> [SET EXERCISE]: Tell how many lines carry the word "this"; the reply is the number and nothing else.

> [DATA ENTRIES]:
* start *
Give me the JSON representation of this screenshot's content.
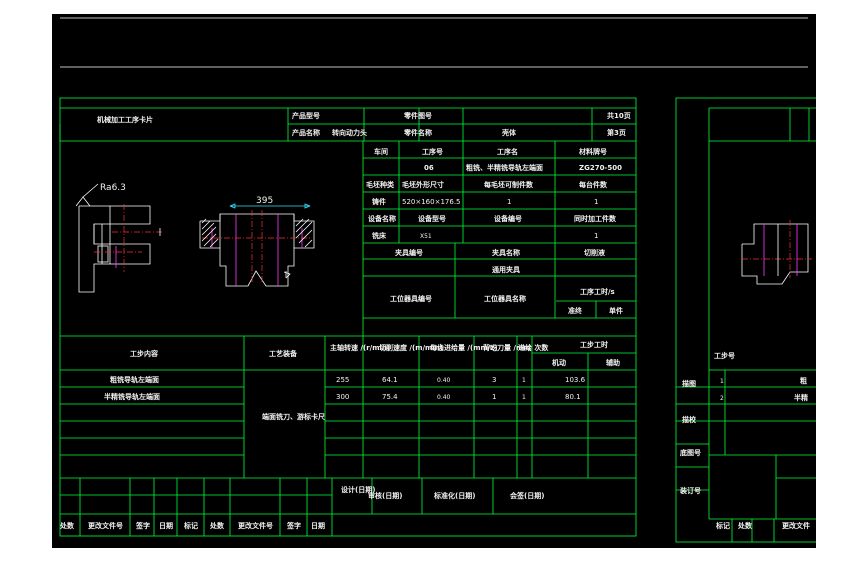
{
  "colors": {
    "background": "#000000",
    "frame": "#00ff3c",
    "text": "#f2f2f2",
    "drawing_white": "#ffffff",
    "drawing_magenta": "#ff3cff",
    "drawing_red": "#ff3030",
    "drawing_cyan": "#37e0ff"
  },
  "header": {
    "title": "机械加工工序卡片",
    "product_model_label": "产品型号",
    "product_name_label": "产品名称",
    "product_name_value": "转向动力头",
    "part_no_label": "零件图号",
    "part_name_label": "零件名称",
    "part_name_value": "壳体",
    "total_pages": "共10页",
    "page_no": "第3页"
  },
  "process_info": {
    "headers": [
      "车间",
      "工序号",
      "工序名",
      "材料牌号"
    ],
    "values": [
      "",
      "06",
      "粗铣、半精铣导轨左端面",
      "ZG270-500"
    ],
    "blank_headers": [
      "毛坯种类",
      "毛坯外形尺寸",
      "每毛坯可制件数",
      "每台件数"
    ],
    "blank_values": [
      "铸件",
      "520×160×176.5",
      "1",
      "1"
    ],
    "equip_headers": [
      "设备名称",
      "设备型号",
      "设备编号",
      "同时加工件数"
    ],
    "equip_values": [
      "铣床",
      "X51",
      "",
      "1"
    ],
    "fixture_headers": [
      "夹具编号",
      "夹具名称",
      "切削液"
    ],
    "fixture_values": [
      "",
      "通用夹具",
      ""
    ],
    "station_tool_no": "工位器具编号",
    "station_tool_name": "工位器具名称",
    "time_label": "工序工时/s",
    "time_sub": [
      "准终",
      "单件"
    ]
  },
  "drawing": {
    "roughness_label": "Ra6.3",
    "dimension_label": "395"
  },
  "steps": {
    "col_step": "工步内容",
    "col_equipment": "工艺装备",
    "col_speed": "主轴转速\n/(r/min)",
    "col_cut_speed": "切削速度\n/(m/min)",
    "col_feed": "每齿进给量\n/(mm/z)",
    "col_depth": "背吃刀量\n/mm",
    "col_passes": "进给\n次数",
    "col_time": "工步工时",
    "col_time_sub": [
      "机动",
      "辅助"
    ],
    "rows": [
      {
        "content": "粗铣导轨左端面",
        "speed": "255",
        "cut_speed": "64.1",
        "feed": "0.40",
        "depth": "3",
        "passes": "1",
        "machine": "103.6"
      },
      {
        "content": "半精铣导轨左端面",
        "speed": "300",
        "cut_speed": "75.4",
        "feed": "0.40",
        "depth": "1",
        "passes": "1",
        "machine": "80.1"
      }
    ],
    "equipment": "端面铣刀、游标卡尺"
  },
  "signoff": {
    "labels": [
      "设计(日期)",
      "审核(日期)",
      "标准化(日期)",
      "会签(日期)"
    ],
    "bottom": [
      "处数",
      "更改文件号",
      "签字",
      "日期",
      "标记",
      "处数",
      "更改文件号",
      "签字",
      "日期"
    ]
  },
  "right_sheet": {
    "step_label": "工步号",
    "side": [
      "描图",
      "描校",
      "底图号",
      "装订号"
    ],
    "row_nums": [
      "1",
      "2"
    ],
    "row_text": [
      "粗",
      "半精"
    ],
    "bottom": [
      "标记",
      "处数",
      "更改文件"
    ]
  }
}
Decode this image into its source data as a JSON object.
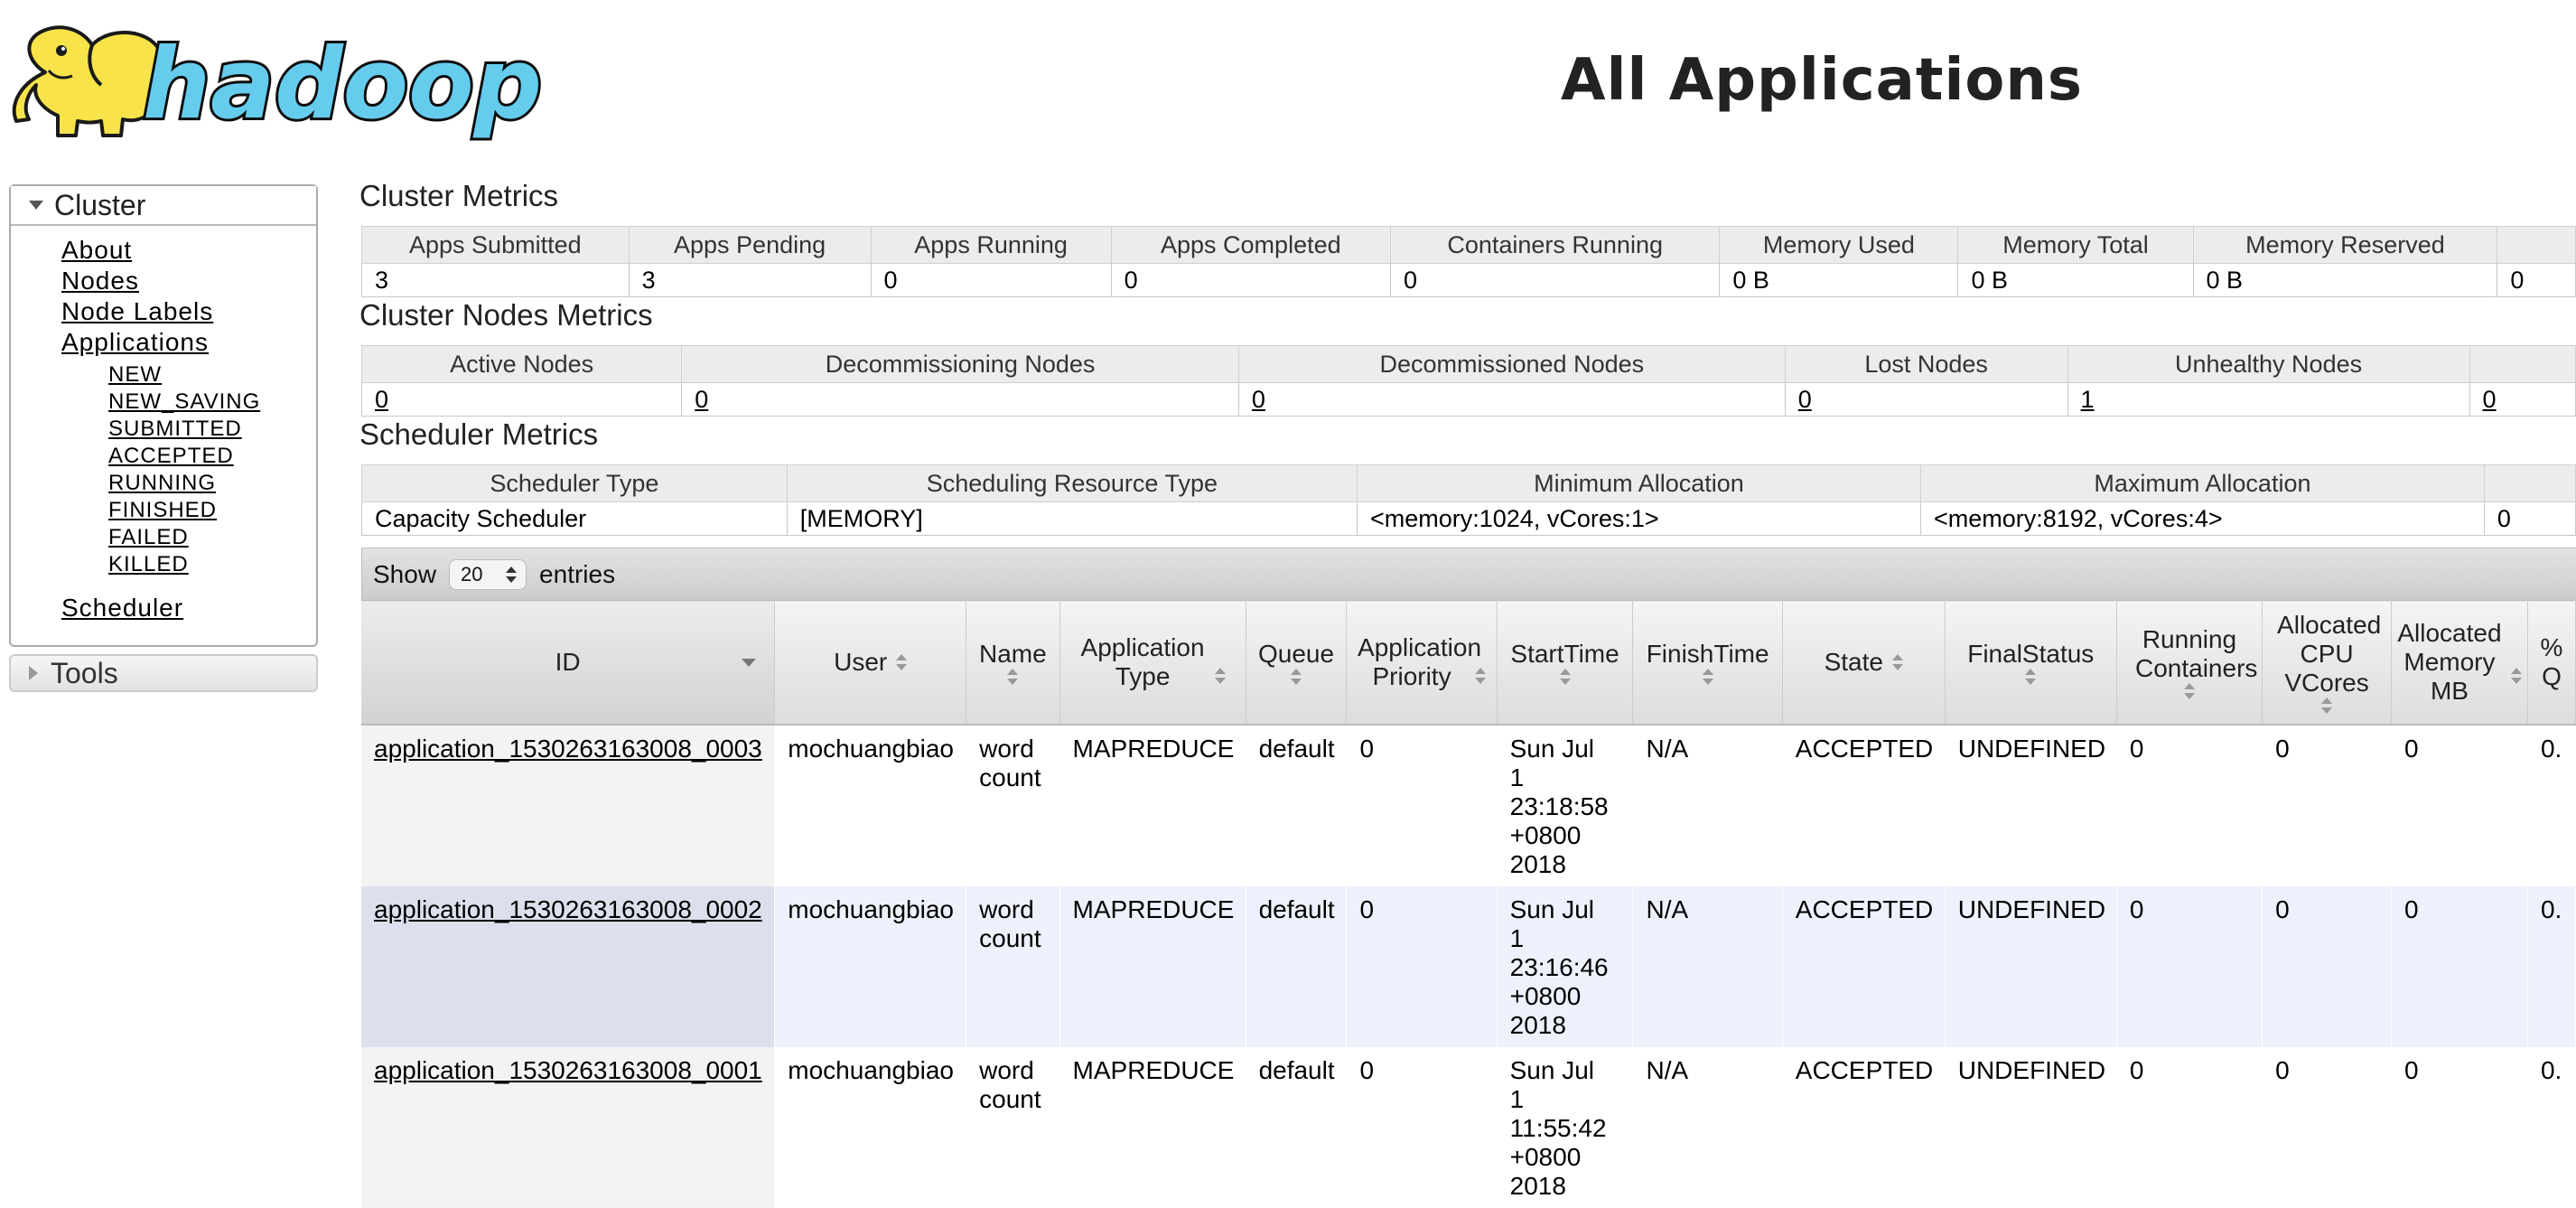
* end *
> [SOLVED PROBLEM]: 2